-- Information provided start --

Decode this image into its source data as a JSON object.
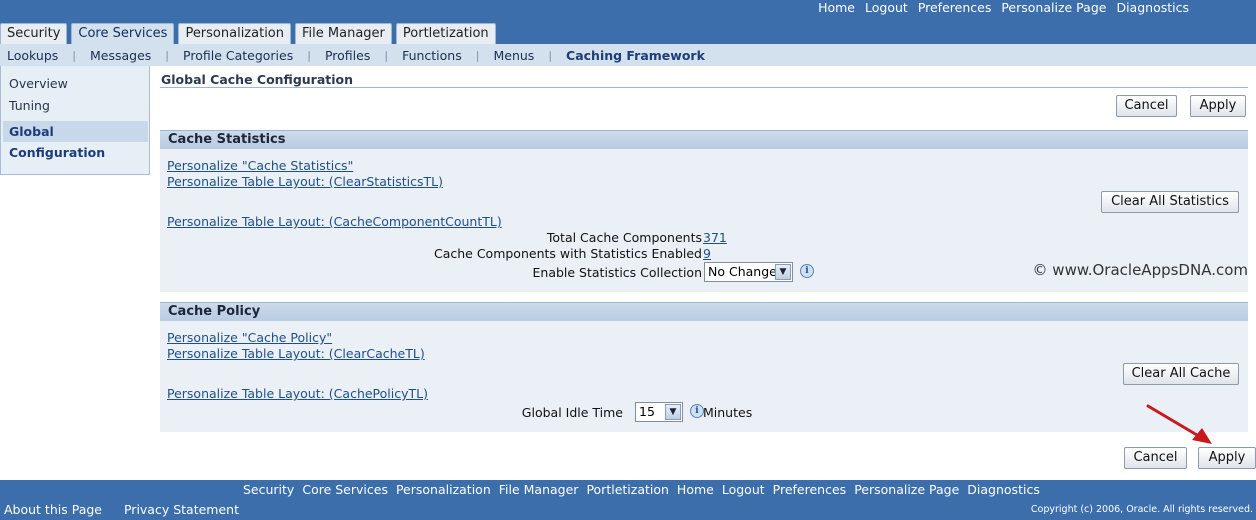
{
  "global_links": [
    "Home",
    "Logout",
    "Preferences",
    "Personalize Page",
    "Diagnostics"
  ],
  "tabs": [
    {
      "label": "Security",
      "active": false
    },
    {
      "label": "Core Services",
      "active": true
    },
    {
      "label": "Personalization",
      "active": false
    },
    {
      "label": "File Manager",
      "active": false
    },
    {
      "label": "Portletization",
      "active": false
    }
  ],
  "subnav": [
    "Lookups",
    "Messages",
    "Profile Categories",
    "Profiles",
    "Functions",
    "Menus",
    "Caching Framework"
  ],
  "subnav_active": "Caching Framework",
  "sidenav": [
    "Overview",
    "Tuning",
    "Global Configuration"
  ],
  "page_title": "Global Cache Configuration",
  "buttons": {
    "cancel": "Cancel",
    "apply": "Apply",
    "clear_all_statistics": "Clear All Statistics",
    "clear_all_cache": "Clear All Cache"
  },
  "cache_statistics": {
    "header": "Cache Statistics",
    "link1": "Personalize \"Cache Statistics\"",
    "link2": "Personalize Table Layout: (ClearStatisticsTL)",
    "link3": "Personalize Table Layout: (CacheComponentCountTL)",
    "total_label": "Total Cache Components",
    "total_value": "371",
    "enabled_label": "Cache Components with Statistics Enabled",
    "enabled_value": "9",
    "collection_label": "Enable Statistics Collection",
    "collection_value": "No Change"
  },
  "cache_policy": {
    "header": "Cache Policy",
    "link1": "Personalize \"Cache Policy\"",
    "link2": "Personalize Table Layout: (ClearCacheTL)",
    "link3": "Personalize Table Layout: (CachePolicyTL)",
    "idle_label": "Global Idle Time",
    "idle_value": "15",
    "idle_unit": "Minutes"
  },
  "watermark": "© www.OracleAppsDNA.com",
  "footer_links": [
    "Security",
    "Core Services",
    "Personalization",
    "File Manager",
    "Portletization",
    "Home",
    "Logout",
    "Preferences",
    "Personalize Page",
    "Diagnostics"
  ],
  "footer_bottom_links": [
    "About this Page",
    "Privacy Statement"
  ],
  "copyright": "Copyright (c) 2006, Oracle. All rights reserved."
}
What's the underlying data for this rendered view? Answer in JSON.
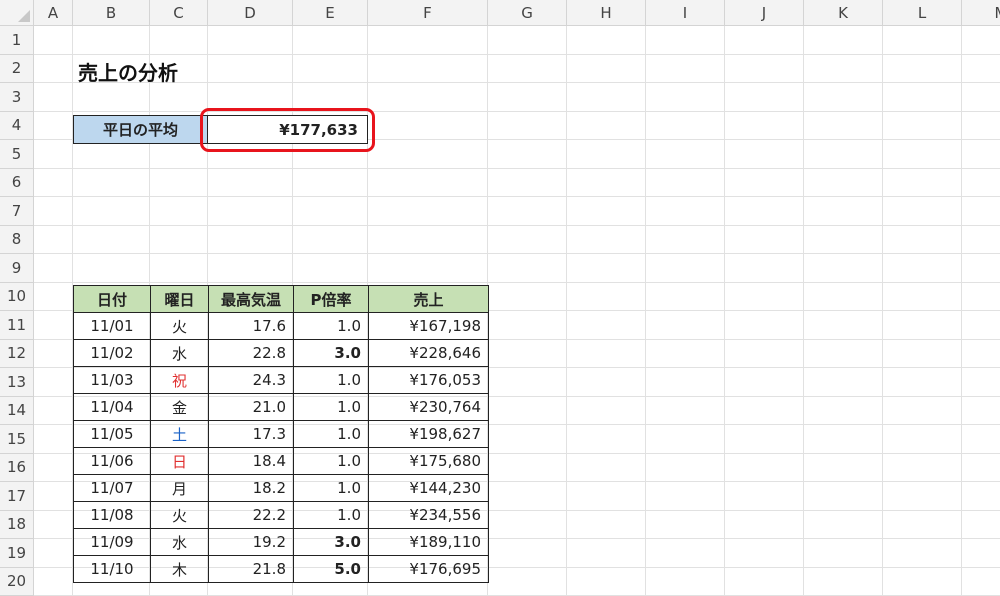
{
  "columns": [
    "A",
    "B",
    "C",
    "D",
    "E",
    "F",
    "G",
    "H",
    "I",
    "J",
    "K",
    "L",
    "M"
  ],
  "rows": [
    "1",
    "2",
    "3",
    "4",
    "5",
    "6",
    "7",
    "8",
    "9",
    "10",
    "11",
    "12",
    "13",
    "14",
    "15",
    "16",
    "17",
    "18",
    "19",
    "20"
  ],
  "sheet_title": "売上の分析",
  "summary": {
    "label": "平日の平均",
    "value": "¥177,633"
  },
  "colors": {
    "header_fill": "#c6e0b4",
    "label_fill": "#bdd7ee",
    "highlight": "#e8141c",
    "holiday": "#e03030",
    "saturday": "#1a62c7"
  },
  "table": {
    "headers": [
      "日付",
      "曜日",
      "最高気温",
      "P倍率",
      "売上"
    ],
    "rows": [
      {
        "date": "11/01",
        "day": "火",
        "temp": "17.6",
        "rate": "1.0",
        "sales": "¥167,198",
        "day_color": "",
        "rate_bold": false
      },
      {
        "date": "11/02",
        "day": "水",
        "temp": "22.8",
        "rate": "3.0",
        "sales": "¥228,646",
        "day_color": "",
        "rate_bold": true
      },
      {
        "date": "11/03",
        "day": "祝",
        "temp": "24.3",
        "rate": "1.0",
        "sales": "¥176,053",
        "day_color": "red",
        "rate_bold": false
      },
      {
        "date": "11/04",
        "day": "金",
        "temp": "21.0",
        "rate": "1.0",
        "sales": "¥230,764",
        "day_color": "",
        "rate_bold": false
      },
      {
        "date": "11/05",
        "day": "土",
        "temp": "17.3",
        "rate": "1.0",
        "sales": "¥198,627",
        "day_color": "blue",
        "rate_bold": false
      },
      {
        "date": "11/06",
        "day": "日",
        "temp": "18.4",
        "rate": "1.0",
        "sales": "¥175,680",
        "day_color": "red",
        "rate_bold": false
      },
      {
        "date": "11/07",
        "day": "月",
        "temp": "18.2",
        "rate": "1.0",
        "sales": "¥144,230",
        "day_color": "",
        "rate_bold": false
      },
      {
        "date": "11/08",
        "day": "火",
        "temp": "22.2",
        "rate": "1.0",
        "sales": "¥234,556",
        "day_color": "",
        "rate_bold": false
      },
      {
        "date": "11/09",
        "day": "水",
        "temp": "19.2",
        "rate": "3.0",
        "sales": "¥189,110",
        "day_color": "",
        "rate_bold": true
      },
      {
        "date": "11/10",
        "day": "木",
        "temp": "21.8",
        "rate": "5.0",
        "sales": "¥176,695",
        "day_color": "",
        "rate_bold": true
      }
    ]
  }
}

-- Information provided end --

Set exercise: Reproduce the entries above word for word. Pictures stay out.

Task solution:
Decode this image into its source data as a JSON object.
{
  "global_links": [
    "Home",
    "Logout",
    "Preferences",
    "Personalize Page",
    "Diagnostics"
  ],
  "tabs": [
    {
      "label": "Security",
      "active": false
    },
    {
      "label": "Core Services",
      "active": true
    },
    {
      "label": "Personalization",
      "active": false
    },
    {
      "label": "File Manager",
      "active": false
    },
    {
      "label": "Portletization",
      "active": false
    }
  ],
  "subnav": [
    "Lookups",
    "Messages",
    "Profile Categories",
    "Profiles",
    "Functions",
    "Menus",
    "Caching Framework"
  ],
  "subnav_active": "Caching Framework",
  "sidenav": [
    "Overview",
    "Tuning",
    "Global Configuration"
  ],
  "page_title": "Global Cache Configuration",
  "buttons": {
    "cancel": "Cancel",
    "apply": "Apply",
    "clear_all_statistics": "Clear All Statistics",
    "clear_all_cache": "Clear All Cache"
  },
  "cache_statistics": {
    "header": "Cache Statistics",
    "link1": "Personalize \"Cache Statistics\"",
    "link2": "Personalize Table Layout: (ClearStatisticsTL)",
    "link3": "Personalize Table Layout: (CacheComponentCountTL)",
    "total_label": "Total Cache Components",
    "total_value": "371",
    "enabled_label": "Cache Components with Statistics Enabled",
    "enabled_value": "9",
    "collection_label": "Enable Statistics Collection",
    "collection_value": "No Change"
  },
  "cache_policy": {
    "header": "Cache Policy",
    "link1": "Personalize \"Cache Policy\"",
    "link2": "Personalize Table Layout: (ClearCacheTL)",
    "link3": "Personalize Table Layout: (CachePolicyTL)",
    "idle_label": "Global Idle Time",
    "idle_value": "15",
    "idle_unit": "Minutes"
  },
  "watermark": "© www.OracleAppsDNA.com",
  "footer_links": [
    "Security",
    "Core Services",
    "Personalization",
    "File Manager",
    "Portletization",
    "Home",
    "Logout",
    "Preferences",
    "Personalize Page",
    "Diagnostics"
  ],
  "footer_bottom_links": [
    "About this Page",
    "Privacy Statement"
  ],
  "copyright": "Copyright (c) 2006, Oracle. All rights reserved."
}
What's the underlying data for this rendered view? Answer in JSON.
{
  "columns": [
    "A",
    "B",
    "C",
    "D",
    "E",
    "F",
    "G",
    "H",
    "I",
    "J",
    "K",
    "L",
    "M"
  ],
  "rows": [
    "1",
    "2",
    "3",
    "4",
    "5",
    "6",
    "7",
    "8",
    "9",
    "10",
    "11",
    "12",
    "13",
    "14",
    "15",
    "16",
    "17",
    "18",
    "19",
    "20"
  ],
  "sheet_title": "売上の分析",
  "summary": {
    "label": "平日の平均",
    "value": "¥177,633"
  },
  "colors": {
    "header_fill": "#c6e0b4",
    "label_fill": "#bdd7ee",
    "highlight": "#e8141c",
    "holiday": "#e03030",
    "saturday": "#1a62c7"
  },
  "table": {
    "headers": [
      "日付",
      "曜日",
      "最高気温",
      "P倍率",
      "売上"
    ],
    "rows": [
      {
        "date": "11/01",
        "day": "火",
        "temp": "17.6",
        "rate": "1.0",
        "sales": "¥167,198",
        "day_color": "",
        "rate_bold": false
      },
      {
        "date": "11/02",
        "day": "水",
        "temp": "22.8",
        "rate": "3.0",
        "sales": "¥228,646",
        "day_color": "",
        "rate_bold": true
      },
      {
        "date": "11/03",
        "day": "祝",
        "temp": "24.3",
        "rate": "1.0",
        "sales": "¥176,053",
        "day_color": "red",
        "rate_bold": false
      },
      {
        "date": "11/04",
        "day": "金",
        "temp": "21.0",
        "rate": "1.0",
        "sales": "¥230,764",
        "day_color": "",
        "rate_bold": false
      },
      {
        "date": "11/05",
        "day": "土",
        "temp": "17.3",
        "rate": "1.0",
        "sales": "¥198,627",
        "day_color": "blue",
        "rate_bold": false
      },
      {
        "date": "11/06",
        "day": "日",
        "temp": "18.4",
        "rate": "1.0",
        "sales": "¥175,680",
        "day_color": "red",
        "rate_bold": false
      },
      {
        "date": "11/07",
        "day": "月",
        "temp": "18.2",
        "rate": "1.0",
        "sales": "¥144,230",
        "day_color": "",
        "rate_bold": false
      },
      {
        "date": "11/08",
        "day": "火",
        "temp": "22.2",
        "rate": "1.0",
        "sales": "¥234,556",
        "day_color": "",
        "rate_bold": false
      },
      {
        "date": "11/09",
        "day": "水",
        "temp": "19.2",
        "rate": "3.0",
        "sales": "¥189,110",
        "day_color": "",
        "rate_bold": true
      },
      {
        "date": "11/10",
        "day": "木",
        "temp": "21.8",
        "rate": "5.0",
        "sales": "¥176,695",
        "day_color": "",
        "rate_bold": true
      }
    ]
  }
}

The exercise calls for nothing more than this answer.